[Task objective] Each line of the data that includes the string "mean" is to be copied out.

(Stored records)
(begin)

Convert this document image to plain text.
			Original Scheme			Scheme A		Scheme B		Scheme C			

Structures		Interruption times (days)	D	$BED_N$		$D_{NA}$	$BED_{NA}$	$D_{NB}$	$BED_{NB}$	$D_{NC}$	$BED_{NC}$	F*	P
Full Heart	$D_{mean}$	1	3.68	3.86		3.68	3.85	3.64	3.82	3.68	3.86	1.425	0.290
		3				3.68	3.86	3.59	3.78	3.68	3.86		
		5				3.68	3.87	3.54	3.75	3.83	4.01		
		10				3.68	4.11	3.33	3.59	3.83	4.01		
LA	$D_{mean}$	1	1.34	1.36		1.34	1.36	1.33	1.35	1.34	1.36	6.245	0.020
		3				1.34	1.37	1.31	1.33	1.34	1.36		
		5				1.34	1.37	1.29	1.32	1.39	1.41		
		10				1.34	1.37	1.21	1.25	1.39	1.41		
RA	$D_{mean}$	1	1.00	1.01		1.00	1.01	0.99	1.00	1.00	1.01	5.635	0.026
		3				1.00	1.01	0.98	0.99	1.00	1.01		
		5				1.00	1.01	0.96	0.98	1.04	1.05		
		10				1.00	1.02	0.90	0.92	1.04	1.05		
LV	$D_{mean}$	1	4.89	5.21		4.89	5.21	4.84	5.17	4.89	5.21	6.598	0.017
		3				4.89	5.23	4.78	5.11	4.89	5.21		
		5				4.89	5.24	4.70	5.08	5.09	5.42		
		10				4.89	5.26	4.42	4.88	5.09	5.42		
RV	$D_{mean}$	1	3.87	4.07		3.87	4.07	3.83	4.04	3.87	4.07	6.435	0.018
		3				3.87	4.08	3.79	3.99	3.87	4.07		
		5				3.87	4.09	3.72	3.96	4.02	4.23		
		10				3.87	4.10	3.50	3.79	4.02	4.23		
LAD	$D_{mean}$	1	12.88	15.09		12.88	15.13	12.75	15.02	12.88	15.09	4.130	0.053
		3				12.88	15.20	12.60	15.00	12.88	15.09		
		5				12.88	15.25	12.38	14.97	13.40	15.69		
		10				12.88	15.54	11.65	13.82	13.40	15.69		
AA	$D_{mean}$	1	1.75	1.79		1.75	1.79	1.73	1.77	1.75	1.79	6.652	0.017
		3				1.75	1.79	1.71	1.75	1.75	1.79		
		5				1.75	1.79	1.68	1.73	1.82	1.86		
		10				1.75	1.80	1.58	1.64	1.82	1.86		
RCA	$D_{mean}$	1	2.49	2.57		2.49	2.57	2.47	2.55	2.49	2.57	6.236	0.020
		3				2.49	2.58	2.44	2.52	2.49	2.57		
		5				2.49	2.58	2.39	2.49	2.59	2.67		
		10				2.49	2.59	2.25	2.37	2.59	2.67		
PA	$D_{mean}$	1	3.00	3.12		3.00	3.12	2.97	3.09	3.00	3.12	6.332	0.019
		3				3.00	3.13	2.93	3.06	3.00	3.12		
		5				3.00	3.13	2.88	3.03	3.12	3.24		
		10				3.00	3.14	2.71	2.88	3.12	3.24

(end)

[Complete answer]
Full Heart	$D_{mean}$	1	3.68	3.86		3.68	3.85	3.64	3.82	3.68	3.86	1.425	0.290
LA	$D_{mean}$	1	1.34	1.36		1.34	1.36	1.33	1.35	1.34	1.36	6.245	0.020
RA	$D_{mean}$	1	1.00	1.01		1.00	1.01	0.99	1.00	1.00	1.01	5.635	0.026
LV	$D_{mean}$	1	4.89	5.21		4.89	5.21	4.84	5.17	4.89	5.21	6.598	0.017
RV	$D_{mean}$	1	3.87	4.07		3.87	4.07	3.83	4.04	3.87	4.07	6.435	0.018
LAD	$D_{mean}$	1	12.88	15.09		12.88	15.13	12.75	15.02	12.88	15.09	4.130	0.053
AA	$D_{mean}$	1	1.75	1.79		1.75	1.79	1.73	1.77	1.75	1.79	6.652	0.017
RCA	$D_{mean}$	1	2.49	2.57		2.49	2.57	2.47	2.55	2.49	2.57	6.236	0.020
PA	$D_{mean}$	1	3.00	3.12		3.00	3.12	2.97	3.09	3.00	3.12	6.332	0.019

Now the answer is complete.